====== GIVEN INFORMATION
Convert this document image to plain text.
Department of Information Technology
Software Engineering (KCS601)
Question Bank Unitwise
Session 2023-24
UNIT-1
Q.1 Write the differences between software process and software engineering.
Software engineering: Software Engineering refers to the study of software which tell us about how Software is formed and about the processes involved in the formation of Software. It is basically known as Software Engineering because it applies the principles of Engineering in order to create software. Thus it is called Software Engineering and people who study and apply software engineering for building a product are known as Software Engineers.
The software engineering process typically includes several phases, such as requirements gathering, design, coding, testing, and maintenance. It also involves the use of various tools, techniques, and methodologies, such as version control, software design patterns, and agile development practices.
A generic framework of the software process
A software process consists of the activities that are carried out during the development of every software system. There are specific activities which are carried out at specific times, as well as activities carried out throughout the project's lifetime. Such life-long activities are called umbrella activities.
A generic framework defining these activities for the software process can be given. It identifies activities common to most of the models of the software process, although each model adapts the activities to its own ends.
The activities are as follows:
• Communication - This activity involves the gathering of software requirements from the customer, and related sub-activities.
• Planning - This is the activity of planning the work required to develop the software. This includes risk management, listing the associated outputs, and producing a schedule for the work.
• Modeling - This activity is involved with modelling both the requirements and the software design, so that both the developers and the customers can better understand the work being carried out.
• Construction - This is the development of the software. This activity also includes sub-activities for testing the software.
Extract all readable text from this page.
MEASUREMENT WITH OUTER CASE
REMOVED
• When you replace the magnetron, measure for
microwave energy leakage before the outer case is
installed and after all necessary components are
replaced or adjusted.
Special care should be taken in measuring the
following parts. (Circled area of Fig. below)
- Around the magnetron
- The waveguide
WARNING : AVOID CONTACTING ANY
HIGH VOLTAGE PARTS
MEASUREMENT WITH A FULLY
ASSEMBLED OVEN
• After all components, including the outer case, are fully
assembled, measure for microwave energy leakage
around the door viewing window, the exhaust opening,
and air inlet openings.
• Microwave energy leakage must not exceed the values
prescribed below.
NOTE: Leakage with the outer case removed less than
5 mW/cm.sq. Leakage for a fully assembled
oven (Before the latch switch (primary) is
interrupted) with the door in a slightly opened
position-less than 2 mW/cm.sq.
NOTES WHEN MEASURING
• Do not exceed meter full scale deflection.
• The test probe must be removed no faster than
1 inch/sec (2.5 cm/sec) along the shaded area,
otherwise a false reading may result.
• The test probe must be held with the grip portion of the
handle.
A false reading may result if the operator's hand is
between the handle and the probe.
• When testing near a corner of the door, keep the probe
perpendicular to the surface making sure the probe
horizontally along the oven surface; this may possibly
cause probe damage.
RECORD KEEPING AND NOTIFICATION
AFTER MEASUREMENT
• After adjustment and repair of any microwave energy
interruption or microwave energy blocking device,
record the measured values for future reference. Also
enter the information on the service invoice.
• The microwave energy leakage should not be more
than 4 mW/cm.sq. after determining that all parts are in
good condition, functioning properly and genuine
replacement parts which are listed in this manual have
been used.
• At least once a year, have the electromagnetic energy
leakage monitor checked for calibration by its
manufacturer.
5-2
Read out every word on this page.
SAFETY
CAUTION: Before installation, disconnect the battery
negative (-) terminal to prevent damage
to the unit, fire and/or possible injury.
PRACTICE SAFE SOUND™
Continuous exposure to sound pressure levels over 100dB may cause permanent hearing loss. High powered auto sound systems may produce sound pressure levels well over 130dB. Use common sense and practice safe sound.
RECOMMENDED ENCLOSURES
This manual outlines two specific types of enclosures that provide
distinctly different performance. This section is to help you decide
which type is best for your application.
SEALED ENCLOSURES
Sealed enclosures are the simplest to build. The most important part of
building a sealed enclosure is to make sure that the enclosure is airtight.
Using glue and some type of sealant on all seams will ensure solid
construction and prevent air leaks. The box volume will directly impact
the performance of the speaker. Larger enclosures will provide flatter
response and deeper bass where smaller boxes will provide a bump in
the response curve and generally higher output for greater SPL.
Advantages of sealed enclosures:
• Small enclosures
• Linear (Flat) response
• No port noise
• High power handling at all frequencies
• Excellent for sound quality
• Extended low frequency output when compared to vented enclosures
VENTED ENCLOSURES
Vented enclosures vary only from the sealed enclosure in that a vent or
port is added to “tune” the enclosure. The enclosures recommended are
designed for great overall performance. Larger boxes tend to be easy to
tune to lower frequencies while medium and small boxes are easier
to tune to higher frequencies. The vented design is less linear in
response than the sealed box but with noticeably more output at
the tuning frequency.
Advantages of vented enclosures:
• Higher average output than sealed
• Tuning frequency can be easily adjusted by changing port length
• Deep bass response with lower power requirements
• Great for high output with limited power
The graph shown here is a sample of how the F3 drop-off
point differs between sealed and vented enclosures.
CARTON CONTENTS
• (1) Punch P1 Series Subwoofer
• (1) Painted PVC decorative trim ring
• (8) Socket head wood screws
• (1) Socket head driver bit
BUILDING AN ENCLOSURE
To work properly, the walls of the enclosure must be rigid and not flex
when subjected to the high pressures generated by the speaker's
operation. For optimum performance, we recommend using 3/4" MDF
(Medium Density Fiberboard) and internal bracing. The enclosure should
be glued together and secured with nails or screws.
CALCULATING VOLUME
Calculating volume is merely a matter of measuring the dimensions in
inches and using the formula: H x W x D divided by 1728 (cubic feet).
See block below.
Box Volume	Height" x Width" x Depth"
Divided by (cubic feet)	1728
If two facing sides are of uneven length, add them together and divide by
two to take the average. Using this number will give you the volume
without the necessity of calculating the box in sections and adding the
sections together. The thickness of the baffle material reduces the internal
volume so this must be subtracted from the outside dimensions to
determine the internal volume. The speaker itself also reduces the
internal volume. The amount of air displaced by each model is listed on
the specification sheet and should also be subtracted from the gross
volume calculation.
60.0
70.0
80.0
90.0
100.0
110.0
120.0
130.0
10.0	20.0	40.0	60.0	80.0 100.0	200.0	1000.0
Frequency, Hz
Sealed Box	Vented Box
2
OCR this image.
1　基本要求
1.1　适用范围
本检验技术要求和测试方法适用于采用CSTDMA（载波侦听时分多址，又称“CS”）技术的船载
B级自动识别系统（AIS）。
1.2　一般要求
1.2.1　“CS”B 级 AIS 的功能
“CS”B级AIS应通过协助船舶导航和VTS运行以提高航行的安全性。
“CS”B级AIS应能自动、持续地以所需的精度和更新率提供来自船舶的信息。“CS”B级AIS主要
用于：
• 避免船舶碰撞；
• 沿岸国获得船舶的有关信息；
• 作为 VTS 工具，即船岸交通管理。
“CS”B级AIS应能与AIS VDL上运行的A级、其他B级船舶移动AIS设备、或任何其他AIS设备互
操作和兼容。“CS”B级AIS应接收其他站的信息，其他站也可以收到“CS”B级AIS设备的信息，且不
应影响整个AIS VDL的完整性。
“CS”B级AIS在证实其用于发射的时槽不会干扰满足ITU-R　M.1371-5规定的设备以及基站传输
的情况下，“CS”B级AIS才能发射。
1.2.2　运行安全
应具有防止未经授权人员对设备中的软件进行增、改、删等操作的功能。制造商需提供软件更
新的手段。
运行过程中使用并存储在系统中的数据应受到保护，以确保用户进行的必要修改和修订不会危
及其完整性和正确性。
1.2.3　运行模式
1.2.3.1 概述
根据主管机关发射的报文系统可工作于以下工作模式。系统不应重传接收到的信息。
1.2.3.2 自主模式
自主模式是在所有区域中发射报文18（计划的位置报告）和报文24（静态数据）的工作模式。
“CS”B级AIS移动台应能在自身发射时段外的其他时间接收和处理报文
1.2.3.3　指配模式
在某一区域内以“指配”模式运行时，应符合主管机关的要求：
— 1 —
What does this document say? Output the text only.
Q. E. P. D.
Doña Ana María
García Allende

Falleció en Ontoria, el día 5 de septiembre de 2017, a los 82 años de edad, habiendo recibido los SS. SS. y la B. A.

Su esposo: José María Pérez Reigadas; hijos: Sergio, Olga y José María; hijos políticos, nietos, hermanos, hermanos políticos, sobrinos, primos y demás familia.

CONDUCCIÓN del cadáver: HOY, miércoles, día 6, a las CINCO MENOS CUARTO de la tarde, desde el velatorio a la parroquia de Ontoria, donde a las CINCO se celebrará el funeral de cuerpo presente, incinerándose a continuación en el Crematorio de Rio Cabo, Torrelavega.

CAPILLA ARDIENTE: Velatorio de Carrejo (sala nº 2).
============
Copy every line of the listing where the word "only" appears.

Vented enclosures vary only from the sealed enclosure in that a vent or
What does this document say? Output the text only.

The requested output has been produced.